Exercise brief — Below are some records; work out how many of their lines contain "Luftfeuchte" and give the number only.

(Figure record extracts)
_ _ _ _ _

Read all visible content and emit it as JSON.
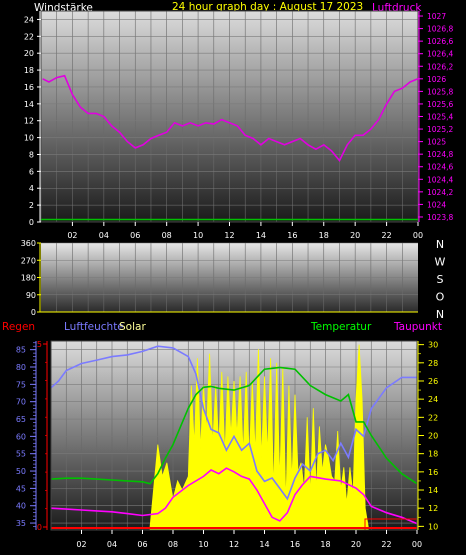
{
  "chart_data": [
    {
      "type": "line",
      "title": "24 hour graph day : August 17 2023",
      "left_axis_label": "Windstärke",
      "right_axis_label": "Luftdruck",
      "x_ticks": [
        "02",
        "04",
        "06",
        "08",
        "10",
        "12",
        "14",
        "16",
        "18",
        "20",
        "22",
        "00"
      ],
      "left_ticks": [
        "0",
        "2",
        "4",
        "6",
        "8",
        "10",
        "12",
        "14",
        "16",
        "18",
        "20",
        "22",
        "24"
      ],
      "left_range": [
        0,
        25
      ],
      "right_ticks": [
        "1023,8",
        "1024",
        "1024,2",
        "1024,4",
        "1024,6",
        "1024,8",
        "1025",
        "1025,2",
        "1025,4",
        "1025,6",
        "1025,8",
        "1026",
        "1026,2",
        "1026,4",
        "1026,6",
        "1026,8",
        "1027"
      ],
      "right_range": [
        1023.72,
        1027.08
      ],
      "grid": true,
      "series": [
        {
          "name": "Luftdruck",
          "axis": "right",
          "color": "#e000e0",
          "x": [
            0.1,
            0.5,
            1,
            1.5,
            2,
            2.5,
            3,
            3.5,
            4,
            4.5,
            5,
            5.5,
            6,
            6.5,
            7,
            7.5,
            8,
            8.5,
            9,
            9.5,
            10,
            10.5,
            11,
            11.5,
            12,
            12.5,
            13,
            13.5,
            14,
            14.5,
            15,
            15.5,
            16,
            16.5,
            17,
            17.5,
            18,
            18.5,
            19,
            19.5,
            20,
            20.5,
            21,
            21.5,
            22,
            22.5,
            23,
            23.5,
            24
          ],
          "values": [
            1026.0,
            1025.95,
            1026.02,
            1026.05,
            1025.75,
            1025.55,
            1025.45,
            1025.45,
            1025.4,
            1025.25,
            1025.15,
            1025.0,
            1024.9,
            1024.95,
            1025.05,
            1025.1,
            1025.15,
            1025.3,
            1025.25,
            1025.3,
            1025.25,
            1025.3,
            1025.28,
            1025.35,
            1025.3,
            1025.25,
            1025.1,
            1025.05,
            1024.95,
            1025.05,
            1025.0,
            1024.95,
            1025.0,
            1025.05,
            1024.95,
            1024.88,
            1024.95,
            1024.85,
            1024.7,
            1024.95,
            1025.1,
            1025.1,
            1025.2,
            1025.35,
            1025.6,
            1025.8,
            1025.85,
            1025.95,
            1026.0
          ]
        },
        {
          "name": "Windstärke",
          "axis": "left",
          "color": "#00c000",
          "x": [
            0,
            24
          ],
          "values": [
            0.3,
            0.3
          ]
        }
      ]
    },
    {
      "type": "line",
      "right_letters": [
        "N",
        "W",
        "S",
        "O",
        "N"
      ],
      "left_ticks": [
        "0",
        "90",
        "180",
        "270",
        "360"
      ],
      "left_range": [
        0,
        360
      ],
      "series": []
    },
    {
      "type": "line",
      "labels": {
        "regen": "Regen",
        "luftfeuchte": "Luftfeuchte",
        "solar": "Solar",
        "temperatur": "Temperatur",
        "taupunkt": "Taupunkt"
      },
      "x_ticks": [
        "02",
        "04",
        "06",
        "08",
        "10",
        "12",
        "14",
        "16",
        "18",
        "20",
        "22",
        "00"
      ],
      "humidity_ticks": [
        "35",
        "40",
        "45",
        "50",
        "55",
        "60",
        "65",
        "70",
        "75",
        "80",
        "85"
      ],
      "humidity_range": [
        33,
        87.5
      ],
      "rain_ticks": [
        "0",
        "5"
      ],
      "temp_ticks": [
        "10",
        "12",
        "14",
        "16",
        "18",
        "20",
        "22",
        "24",
        "26",
        "28",
        "30"
      ],
      "temp_range": [
        9.6,
        30.4
      ],
      "grid": true,
      "series": [
        {
          "name": "Luftfeuchte",
          "axis": "humidity",
          "color": "#7b7bff",
          "x": [
            0,
            0.5,
            1,
            2,
            3,
            4,
            5,
            6,
            7,
            8,
            9,
            9.5,
            10,
            10.5,
            11,
            11.5,
            12,
            12.5,
            13,
            13.5,
            14,
            14.5,
            15,
            15.5,
            16,
            16.5,
            17,
            17.5,
            18,
            18.5,
            19,
            19.5,
            20,
            20.5,
            21,
            22,
            23,
            24
          ],
          "values": [
            74,
            76,
            79,
            81,
            82,
            83,
            83.5,
            84.5,
            86,
            85.5,
            83,
            78,
            68,
            62,
            61,
            56,
            60,
            56,
            58,
            50,
            47,
            48,
            45,
            42,
            48,
            52,
            50,
            55,
            56,
            53,
            58,
            54,
            62,
            60,
            68,
            74,
            77,
            77
          ]
        },
        {
          "name": "Temperatur",
          "axis": "temp",
          "color": "#00c000",
          "x": [
            0,
            1,
            2,
            3,
            4,
            5,
            6,
            6.5,
            7,
            7.5,
            8,
            8.5,
            9,
            9.5,
            10,
            10.5,
            11,
            12,
            13,
            14,
            15,
            16,
            17,
            18,
            19,
            19.5,
            20,
            20.5,
            21,
            22,
            23,
            24
          ],
          "values": [
            15.2,
            15.3,
            15.3,
            15.2,
            15.1,
            15.0,
            14.9,
            14.7,
            15.8,
            17.5,
            19.0,
            21.0,
            23.0,
            24.5,
            25.3,
            25.4,
            25.2,
            25.0,
            25.5,
            27.3,
            27.5,
            27.3,
            25.5,
            24.5,
            23.8,
            24.5,
            21.5,
            21.5,
            20.0,
            17.5,
            15.8,
            14.7
          ]
        },
        {
          "name": "Taupunkt",
          "axis": "temp",
          "color": "#ff00ff",
          "x": [
            0,
            1,
            2,
            3,
            4,
            5,
            6,
            7,
            7.5,
            8,
            9,
            10,
            10.5,
            11,
            11.5,
            12,
            12.5,
            13,
            13.5,
            14,
            14.5,
            15,
            15.5,
            16,
            16.5,
            17,
            18,
            19,
            20,
            20.5,
            21,
            22,
            23,
            24
          ],
          "values": [
            12.0,
            11.9,
            11.8,
            11.7,
            11.6,
            11.4,
            11.2,
            11.4,
            12.0,
            13.2,
            14.5,
            15.5,
            16.2,
            15.8,
            16.4,
            16.0,
            15.5,
            15.2,
            14.0,
            12.5,
            11.0,
            10.6,
            11.5,
            13.5,
            14.6,
            15.5,
            15.2,
            15.0,
            14.2,
            13.5,
            12.2,
            11.5,
            11.0,
            10.3
          ]
        },
        {
          "name": "Solar",
          "axis": "temp",
          "color": "#ffff00",
          "x": [
            6.5,
            7,
            7.3,
            7.6,
            8,
            8.3,
            8.6,
            9,
            9.2,
            9.4,
            9.6,
            9.8,
            10,
            10.2,
            10.4,
            10.6,
            10.8,
            11,
            11.2,
            11.4,
            11.6,
            11.8,
            12,
            12.2,
            12.4,
            12.6,
            12.8,
            13,
            13.2,
            13.4,
            13.6,
            13.8,
            14,
            14.2,
            14.4,
            14.6,
            14.8,
            15,
            15.2,
            15.4,
            15.6,
            15.8,
            16,
            16.2,
            16.4,
            16.6,
            16.8,
            17,
            17.2,
            17.4,
            17.6,
            17.8,
            18,
            18.2,
            18.4,
            18.6,
            18.8,
            19,
            19.2,
            19.4,
            19.6,
            19.8,
            20,
            20.2,
            20.4,
            20.6,
            20.8
          ],
          "values": [
            10.0,
            19.0,
            15.5,
            17.0,
            13.0,
            15.0,
            14.0,
            15.5,
            25.5,
            19.0,
            28.5,
            18.5,
            25.5,
            20.5,
            29.0,
            19.0,
            25.5,
            19.0,
            27.0,
            18.0,
            26.5,
            20.0,
            26.0,
            20.0,
            26.5,
            18.0,
            27.0,
            17.5,
            26.0,
            18.0,
            29.5,
            17.5,
            26.5,
            18.0,
            28.5,
            14.0,
            28.0,
            15.0,
            27.5,
            12.5,
            25.5,
            15.0,
            24.5,
            16.0,
            17.0,
            14.0,
            22.0,
            13.5,
            23.0,
            14.0,
            21.0,
            16.0,
            19.0,
            17.5,
            15.5,
            15.0,
            20.5,
            14.0,
            16.5,
            12.5,
            16.5,
            13.5,
            24.0,
            30.0,
            24.0,
            12.0,
            10.0
          ]
        },
        {
          "name": "Regen",
          "axis": "rain",
          "color": "#ff0000",
          "x": [
            0,
            24
          ],
          "values": [
            0,
            0
          ]
        }
      ]
    }
  ]
}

_ _ _ _ _

Worked answer — 2